**SHORT TASK**
Extract each line of the data below exactly as written.

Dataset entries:

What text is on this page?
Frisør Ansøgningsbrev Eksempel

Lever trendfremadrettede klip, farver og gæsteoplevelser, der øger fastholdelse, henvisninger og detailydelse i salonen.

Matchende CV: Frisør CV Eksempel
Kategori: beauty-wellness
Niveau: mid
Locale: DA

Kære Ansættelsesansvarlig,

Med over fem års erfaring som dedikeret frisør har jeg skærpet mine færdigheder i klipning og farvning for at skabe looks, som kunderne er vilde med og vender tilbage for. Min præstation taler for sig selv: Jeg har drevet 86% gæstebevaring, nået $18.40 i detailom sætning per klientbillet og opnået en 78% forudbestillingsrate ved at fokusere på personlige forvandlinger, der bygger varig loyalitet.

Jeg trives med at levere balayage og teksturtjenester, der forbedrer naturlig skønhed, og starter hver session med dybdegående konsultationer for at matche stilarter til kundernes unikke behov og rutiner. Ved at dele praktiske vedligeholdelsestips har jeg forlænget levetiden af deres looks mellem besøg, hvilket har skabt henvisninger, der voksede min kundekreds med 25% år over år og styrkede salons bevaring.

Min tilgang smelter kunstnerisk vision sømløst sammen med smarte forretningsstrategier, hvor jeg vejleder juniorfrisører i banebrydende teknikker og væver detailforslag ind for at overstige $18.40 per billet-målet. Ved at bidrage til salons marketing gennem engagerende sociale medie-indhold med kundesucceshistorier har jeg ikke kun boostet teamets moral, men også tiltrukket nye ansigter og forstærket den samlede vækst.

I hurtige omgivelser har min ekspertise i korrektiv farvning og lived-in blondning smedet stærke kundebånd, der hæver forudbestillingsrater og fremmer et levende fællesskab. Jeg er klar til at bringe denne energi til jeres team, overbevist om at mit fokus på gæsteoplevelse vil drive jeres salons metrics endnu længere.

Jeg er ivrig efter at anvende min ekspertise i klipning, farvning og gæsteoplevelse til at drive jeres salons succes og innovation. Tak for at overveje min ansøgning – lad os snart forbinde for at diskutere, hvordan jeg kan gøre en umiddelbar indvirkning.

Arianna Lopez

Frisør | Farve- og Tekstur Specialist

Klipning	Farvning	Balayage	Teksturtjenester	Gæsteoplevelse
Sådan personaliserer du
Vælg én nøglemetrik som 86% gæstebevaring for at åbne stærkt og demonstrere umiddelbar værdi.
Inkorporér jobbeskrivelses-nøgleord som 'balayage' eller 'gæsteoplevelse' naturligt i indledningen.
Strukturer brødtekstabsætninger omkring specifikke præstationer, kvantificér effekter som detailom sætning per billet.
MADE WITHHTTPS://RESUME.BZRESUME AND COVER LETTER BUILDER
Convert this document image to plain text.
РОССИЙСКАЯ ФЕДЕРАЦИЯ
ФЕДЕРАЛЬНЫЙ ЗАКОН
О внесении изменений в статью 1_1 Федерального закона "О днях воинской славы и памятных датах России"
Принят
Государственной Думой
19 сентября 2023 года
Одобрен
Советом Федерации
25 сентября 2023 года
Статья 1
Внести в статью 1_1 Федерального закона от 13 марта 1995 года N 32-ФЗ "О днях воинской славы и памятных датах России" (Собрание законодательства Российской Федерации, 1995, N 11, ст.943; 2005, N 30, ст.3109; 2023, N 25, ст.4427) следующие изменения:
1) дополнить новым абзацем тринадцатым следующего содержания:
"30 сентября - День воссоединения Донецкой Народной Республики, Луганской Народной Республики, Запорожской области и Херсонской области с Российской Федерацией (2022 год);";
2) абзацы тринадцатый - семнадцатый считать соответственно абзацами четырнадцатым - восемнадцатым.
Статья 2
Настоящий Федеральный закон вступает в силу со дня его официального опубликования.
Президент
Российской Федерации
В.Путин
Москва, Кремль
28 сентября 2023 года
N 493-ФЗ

**EXERCISE RESULT**
What text is on this page?
Frisør Ansøgningsbrev Eksempel

Lever trendfremadrettede klip, farver og gæsteoplevelser, der øger fastholdelse, henvisninger og detailydelse i salonen.

Matchende CV: Frisør CV Eksempel
Kategori: beauty-wellness
Niveau: mid
Locale: DA

Kære Ansættelsesansvarlig,

Med over fem års erfaring som dedikeret frisør har jeg skærpet mine færdigheder i klipning og farvning for at skabe looks, som kunderne er vilde med og vender tilbage for. Min præstation taler for sig selv: Jeg har drevet 86% gæstebevaring, nået $18.40 i detailom sætning per klientbillet og opnået en 78% forudbestillingsrate ved at fokusere på personlige forvandlinger, der bygger varig loyalitet.

Jeg trives med at levere balayage og teksturtjenester, der forbedrer naturlig skønhed, og starter hver session med dybdegående konsultationer for at matche stilarter til kundernes unikke behov og rutiner. Ved at dele praktiske vedligeholdelsestips har jeg forlænget levetiden af deres looks mellem besøg, hvilket har skabt henvisninger, der voksede min kundekreds med 25% år over år og styrkede salons bevaring.

Min tilgang smelter kunstnerisk vision sømløst sammen med smarte forretningsstrategier, hvor jeg vejleder juniorfrisører i banebrydende teknikker og væver detailforslag ind for at overstige $18.40 per billet-målet. Ved at bidrage til salons marketing gennem engagerende sociale medie-indhold med kundesucceshistorier har jeg ikke kun boostet teamets moral, men også tiltrukket nye ansigter og forstærket den samlede vækst.

I hurtige omgivelser har min ekspertise i korrektiv farvning og lived-in blondning smedet stærke kundebånd, der hæver forudbestillingsrater og fremmer et levende fællesskab. Jeg er klar til at bringe denne energi til jeres team, overbevist om at mit fokus på gæsteoplevelse vil drive jeres salons metrics endnu længere.

Jeg er ivrig efter at anvende min ekspertise i klipning, farvning og gæsteoplevelse til at drive jeres salons succes og innovation. Tak for at overveje min ansøgning – lad os snart forbinde for at diskutere, hvordan jeg kan gøre en umiddelbar indvirkning.

Arianna Lopez

Frisør | Farve- og Tekstur Specialist

Klipning	Farvning	Balayage	Teksturtjenester	Gæsteoplevelse
Sådan personaliserer du
Vælg én nøglemetrik som 86% gæstebevaring for at åbne stærkt og demonstrere umiddelbar værdi.
Inkorporér jobbeskrivelses-nøgleord som 'balayage' eller 'gæsteoplevelse' naturligt i indledningen.
Strukturer brødtekstabsætninger omkring specifikke præstationer, kvantificér effekter som detailom sætning per billet.
MADE WITHHTTPS://RESUME.BZRESUME AND COVER LETTER BUILDER
Convert this document image to plain text.
РОССИЙСКАЯ ФЕДЕРАЦИЯ
ФЕДЕРАЛЬНЫЙ ЗАКОН
О внесении изменений в статью 1_1 Федерального закона "О днях воинской славы и памятных датах России"
Принят
Государственной Думой
19 сентября 2023 года
Одобрен
Советом Федерации
25 сентября 2023 года
Статья 1
Внести в статью 1_1 Федерального закона от 13 марта 1995 года N 32-ФЗ "О днях воинской славы и памятных датах России" (Собрание законодательства Российской Федерации, 1995, N 11, ст.943; 2005, N 30, ст.3109; 2023, N 25, ст.4427) следующие изменения:
1) дополнить новым абзацем тринадцатым следующего содержания:
"30 сентября - День воссоединения Донецкой Народной Республики, Луганской Народной Республики, Запорожской области и Херсонской области с Российской Федерацией (2022 год);";
2) абзацы тринадцатый - семнадцатый считать соответственно абзацами четырнадцатым - восемнадцатым.
Статья 2
Настоящий Федеральный закон вступает в силу со дня его официального опубликования.
Президент
Российской Федерации
В.Путин
Москва, Кремль
28 сентября 2023 года
N 493-ФЗ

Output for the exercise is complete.